* **Problem**
Copy every line that holds "deselect".

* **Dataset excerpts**
━━━━━━━━━━━━━━━━━━━━━━━━━━━━━━

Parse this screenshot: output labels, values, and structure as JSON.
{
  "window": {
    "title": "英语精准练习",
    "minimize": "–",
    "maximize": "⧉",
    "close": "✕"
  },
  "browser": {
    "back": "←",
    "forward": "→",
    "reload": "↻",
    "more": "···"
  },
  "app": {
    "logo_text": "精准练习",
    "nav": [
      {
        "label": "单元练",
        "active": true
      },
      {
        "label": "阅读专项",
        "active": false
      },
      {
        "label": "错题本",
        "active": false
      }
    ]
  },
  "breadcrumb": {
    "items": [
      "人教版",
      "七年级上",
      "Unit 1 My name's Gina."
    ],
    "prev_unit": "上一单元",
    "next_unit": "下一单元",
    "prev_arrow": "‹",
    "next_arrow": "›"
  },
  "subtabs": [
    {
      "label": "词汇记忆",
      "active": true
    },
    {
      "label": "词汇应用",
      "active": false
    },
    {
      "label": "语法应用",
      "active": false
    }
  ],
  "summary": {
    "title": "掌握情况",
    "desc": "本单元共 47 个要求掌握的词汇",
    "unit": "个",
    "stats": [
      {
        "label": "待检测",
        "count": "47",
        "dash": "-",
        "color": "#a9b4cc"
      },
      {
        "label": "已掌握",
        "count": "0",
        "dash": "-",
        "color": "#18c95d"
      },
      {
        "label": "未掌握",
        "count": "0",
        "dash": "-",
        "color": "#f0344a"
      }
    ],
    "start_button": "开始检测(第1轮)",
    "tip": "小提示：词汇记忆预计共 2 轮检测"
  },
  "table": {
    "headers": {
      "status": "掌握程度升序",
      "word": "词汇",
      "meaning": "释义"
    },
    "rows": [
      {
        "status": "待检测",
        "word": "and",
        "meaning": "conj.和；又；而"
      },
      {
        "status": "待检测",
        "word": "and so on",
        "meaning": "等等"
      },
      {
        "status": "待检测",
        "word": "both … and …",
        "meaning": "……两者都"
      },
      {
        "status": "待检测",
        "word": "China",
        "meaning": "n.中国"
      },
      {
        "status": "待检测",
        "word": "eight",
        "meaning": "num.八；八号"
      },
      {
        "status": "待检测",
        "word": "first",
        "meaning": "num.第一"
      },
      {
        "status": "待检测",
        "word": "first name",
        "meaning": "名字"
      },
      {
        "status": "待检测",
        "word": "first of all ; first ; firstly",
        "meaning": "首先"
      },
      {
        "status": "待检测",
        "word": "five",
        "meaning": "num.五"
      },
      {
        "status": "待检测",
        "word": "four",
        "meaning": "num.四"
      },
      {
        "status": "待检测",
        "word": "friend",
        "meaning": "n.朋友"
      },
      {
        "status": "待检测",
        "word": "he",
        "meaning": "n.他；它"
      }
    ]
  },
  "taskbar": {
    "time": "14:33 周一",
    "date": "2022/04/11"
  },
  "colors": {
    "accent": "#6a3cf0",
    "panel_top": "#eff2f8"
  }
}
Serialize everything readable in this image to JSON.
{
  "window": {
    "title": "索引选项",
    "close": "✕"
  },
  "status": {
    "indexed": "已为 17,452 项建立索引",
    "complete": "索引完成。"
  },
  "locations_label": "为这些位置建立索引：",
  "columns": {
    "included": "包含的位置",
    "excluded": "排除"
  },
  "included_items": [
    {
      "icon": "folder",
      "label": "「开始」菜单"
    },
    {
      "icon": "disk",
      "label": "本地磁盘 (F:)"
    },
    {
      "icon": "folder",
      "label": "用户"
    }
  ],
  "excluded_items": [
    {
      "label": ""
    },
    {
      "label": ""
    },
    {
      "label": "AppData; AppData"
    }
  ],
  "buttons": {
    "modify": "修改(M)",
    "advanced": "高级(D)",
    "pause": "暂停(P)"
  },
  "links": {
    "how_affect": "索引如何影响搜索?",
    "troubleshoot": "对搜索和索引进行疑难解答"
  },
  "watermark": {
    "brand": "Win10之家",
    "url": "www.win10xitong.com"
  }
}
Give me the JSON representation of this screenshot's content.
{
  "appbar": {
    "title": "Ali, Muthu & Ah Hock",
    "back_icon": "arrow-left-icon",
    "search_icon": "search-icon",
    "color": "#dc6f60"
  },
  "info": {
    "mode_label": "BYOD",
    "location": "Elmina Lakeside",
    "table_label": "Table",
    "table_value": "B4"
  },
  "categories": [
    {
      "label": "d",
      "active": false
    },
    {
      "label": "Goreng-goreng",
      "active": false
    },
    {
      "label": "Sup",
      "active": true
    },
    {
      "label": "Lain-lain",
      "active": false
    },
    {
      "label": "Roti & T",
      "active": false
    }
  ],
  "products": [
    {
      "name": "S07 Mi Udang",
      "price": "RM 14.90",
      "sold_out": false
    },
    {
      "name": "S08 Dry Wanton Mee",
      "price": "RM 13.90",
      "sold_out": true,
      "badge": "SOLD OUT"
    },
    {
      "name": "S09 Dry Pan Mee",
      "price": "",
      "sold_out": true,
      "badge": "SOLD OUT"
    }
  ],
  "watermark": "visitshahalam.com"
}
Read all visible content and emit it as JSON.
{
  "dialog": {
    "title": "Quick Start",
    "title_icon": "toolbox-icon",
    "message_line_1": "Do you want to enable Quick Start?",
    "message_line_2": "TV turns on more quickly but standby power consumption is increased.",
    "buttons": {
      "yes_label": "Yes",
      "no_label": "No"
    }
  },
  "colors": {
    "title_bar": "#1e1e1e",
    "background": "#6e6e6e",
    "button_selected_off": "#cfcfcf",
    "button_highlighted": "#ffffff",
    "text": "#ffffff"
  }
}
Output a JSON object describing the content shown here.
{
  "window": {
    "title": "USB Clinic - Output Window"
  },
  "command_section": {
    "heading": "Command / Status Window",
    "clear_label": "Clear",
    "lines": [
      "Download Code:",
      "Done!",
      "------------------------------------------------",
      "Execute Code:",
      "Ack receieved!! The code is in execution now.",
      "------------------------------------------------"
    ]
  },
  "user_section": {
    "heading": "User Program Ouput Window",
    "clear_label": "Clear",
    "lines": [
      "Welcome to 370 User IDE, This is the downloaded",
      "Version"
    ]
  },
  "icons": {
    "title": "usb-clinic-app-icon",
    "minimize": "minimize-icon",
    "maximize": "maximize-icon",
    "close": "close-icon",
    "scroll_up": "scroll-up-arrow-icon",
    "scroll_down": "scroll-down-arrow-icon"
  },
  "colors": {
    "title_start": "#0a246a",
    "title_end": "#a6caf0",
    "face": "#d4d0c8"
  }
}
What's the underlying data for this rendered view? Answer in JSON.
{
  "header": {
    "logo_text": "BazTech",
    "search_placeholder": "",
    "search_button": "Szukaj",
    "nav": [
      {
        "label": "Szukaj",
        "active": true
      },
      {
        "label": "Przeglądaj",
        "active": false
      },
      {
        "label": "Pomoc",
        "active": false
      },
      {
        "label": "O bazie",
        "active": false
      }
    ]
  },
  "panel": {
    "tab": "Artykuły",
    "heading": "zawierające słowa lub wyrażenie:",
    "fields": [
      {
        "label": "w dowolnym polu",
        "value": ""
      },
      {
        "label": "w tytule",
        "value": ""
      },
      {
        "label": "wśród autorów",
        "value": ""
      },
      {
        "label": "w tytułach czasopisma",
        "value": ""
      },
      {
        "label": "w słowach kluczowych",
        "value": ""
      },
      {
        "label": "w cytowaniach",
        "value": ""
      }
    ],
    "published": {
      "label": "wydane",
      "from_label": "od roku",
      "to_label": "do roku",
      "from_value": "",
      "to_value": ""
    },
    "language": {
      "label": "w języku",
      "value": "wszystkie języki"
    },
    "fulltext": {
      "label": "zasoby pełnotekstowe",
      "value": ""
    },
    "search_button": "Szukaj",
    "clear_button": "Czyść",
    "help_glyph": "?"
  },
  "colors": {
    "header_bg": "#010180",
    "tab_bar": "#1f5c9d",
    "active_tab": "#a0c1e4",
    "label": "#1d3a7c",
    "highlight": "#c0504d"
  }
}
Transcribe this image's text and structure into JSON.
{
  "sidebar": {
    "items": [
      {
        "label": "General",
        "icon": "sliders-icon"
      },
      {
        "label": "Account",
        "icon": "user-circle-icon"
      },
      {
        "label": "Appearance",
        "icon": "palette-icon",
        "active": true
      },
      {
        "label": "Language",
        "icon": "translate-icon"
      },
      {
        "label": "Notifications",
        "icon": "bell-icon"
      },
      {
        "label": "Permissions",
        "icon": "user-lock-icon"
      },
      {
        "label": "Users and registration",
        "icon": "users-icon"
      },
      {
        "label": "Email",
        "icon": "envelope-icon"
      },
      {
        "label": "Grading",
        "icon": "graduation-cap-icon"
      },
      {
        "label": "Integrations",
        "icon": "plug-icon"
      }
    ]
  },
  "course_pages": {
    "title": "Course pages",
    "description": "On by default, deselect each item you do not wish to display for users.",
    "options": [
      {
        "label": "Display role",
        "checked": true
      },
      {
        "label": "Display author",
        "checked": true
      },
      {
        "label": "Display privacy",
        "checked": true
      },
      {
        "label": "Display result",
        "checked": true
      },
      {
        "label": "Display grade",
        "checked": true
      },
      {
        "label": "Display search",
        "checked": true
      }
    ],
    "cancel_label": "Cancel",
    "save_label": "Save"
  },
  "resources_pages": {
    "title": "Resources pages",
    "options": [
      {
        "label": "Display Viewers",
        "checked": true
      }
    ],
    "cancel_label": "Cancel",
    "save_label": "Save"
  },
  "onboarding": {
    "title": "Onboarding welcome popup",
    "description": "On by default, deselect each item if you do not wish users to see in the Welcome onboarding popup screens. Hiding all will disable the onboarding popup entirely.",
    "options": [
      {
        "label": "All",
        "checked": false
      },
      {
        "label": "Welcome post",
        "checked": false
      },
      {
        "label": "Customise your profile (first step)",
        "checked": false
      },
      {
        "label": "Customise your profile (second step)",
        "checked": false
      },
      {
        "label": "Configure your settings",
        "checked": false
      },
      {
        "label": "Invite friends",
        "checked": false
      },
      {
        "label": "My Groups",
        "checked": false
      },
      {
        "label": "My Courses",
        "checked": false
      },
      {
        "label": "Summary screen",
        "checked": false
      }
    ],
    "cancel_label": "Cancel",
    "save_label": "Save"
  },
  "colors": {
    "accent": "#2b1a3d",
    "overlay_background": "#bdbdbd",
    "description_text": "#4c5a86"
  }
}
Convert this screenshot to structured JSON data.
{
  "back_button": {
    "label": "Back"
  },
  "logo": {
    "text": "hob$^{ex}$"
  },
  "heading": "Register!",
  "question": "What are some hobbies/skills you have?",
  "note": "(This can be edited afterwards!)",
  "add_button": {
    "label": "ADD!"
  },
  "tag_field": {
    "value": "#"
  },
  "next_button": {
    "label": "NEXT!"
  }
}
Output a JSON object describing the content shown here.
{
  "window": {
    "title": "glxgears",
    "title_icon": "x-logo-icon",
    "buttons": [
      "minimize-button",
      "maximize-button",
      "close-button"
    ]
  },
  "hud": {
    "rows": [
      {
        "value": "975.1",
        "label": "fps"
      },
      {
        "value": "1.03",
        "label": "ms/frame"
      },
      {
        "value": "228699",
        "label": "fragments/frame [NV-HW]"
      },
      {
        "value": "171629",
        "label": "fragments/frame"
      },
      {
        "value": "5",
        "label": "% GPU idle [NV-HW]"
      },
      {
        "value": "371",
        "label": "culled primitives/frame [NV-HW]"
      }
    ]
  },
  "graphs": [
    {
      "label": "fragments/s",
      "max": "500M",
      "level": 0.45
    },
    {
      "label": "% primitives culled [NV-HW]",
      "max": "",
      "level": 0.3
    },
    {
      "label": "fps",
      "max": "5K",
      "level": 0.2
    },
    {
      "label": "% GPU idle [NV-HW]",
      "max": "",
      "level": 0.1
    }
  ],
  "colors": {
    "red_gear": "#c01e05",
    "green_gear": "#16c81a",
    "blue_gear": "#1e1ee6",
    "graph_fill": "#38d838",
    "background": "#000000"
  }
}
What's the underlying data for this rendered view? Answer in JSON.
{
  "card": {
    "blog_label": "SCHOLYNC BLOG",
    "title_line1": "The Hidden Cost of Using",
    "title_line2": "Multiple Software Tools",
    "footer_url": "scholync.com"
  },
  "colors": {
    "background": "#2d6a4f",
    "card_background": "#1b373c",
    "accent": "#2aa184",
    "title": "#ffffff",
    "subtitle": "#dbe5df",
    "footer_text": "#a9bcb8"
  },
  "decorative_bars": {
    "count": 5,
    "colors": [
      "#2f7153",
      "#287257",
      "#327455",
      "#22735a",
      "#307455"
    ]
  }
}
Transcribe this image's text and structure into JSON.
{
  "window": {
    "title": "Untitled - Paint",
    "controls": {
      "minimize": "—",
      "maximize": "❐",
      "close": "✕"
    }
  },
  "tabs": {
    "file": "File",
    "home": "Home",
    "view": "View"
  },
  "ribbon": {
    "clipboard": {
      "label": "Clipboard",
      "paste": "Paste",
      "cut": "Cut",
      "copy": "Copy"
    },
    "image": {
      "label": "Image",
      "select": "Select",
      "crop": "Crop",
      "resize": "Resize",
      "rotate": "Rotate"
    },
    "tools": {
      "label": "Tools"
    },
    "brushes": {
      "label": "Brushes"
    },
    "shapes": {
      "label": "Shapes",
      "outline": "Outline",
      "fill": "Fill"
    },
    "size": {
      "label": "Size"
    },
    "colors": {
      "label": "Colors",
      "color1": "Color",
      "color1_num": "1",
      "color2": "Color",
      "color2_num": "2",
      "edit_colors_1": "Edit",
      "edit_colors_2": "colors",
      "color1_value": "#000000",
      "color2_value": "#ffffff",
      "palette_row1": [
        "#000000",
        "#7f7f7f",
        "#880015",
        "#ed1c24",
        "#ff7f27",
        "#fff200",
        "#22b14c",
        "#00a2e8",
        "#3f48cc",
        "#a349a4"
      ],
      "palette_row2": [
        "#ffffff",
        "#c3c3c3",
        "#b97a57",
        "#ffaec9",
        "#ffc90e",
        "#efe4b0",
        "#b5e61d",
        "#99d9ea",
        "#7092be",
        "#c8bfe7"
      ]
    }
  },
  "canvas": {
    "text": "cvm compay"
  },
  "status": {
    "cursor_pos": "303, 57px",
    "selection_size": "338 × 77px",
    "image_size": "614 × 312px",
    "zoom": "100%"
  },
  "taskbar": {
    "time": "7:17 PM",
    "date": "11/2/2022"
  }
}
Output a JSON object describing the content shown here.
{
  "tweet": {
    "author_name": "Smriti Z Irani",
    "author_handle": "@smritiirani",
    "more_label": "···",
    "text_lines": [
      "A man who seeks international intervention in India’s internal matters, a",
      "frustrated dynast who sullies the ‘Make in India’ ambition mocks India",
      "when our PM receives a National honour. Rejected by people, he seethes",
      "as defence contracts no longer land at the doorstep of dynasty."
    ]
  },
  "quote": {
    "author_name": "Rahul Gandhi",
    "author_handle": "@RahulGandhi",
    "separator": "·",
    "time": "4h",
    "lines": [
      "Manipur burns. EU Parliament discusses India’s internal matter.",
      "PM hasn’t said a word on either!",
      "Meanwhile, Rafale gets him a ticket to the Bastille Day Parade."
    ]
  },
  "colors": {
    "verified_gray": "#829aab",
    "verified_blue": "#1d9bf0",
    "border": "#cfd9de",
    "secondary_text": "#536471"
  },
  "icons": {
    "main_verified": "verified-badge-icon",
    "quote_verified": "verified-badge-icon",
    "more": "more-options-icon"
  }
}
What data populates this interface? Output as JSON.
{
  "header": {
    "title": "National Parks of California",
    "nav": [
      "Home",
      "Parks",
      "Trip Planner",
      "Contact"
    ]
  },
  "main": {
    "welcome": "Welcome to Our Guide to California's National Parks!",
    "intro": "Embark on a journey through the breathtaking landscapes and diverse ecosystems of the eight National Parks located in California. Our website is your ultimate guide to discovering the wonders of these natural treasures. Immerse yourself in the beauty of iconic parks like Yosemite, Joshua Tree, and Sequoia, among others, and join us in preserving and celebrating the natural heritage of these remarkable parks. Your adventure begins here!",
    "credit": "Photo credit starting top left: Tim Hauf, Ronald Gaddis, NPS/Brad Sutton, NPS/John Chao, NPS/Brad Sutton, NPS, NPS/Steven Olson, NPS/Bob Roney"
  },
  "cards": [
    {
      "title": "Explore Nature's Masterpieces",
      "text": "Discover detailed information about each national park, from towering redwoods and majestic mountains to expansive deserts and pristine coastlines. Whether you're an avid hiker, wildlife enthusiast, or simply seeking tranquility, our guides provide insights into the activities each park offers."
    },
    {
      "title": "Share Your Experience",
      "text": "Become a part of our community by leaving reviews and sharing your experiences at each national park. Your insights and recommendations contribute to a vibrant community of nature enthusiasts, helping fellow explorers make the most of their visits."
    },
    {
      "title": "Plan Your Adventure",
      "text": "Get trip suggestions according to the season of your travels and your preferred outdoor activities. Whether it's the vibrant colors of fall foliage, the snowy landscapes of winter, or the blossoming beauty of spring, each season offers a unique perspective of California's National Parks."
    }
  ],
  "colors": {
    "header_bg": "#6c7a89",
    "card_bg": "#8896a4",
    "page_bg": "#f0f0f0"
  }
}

━━━━━━━━━━━━━━━━━━━━━━━━━━━━━━

* **Response**
    "description": "On by default, deselect each item you do not wish to display for users.",
    "description": "On by default, deselect each item if you do not wish users to see in the Welcome onboarding popup screens. Hiding all will disable the onboarding popup entirely.",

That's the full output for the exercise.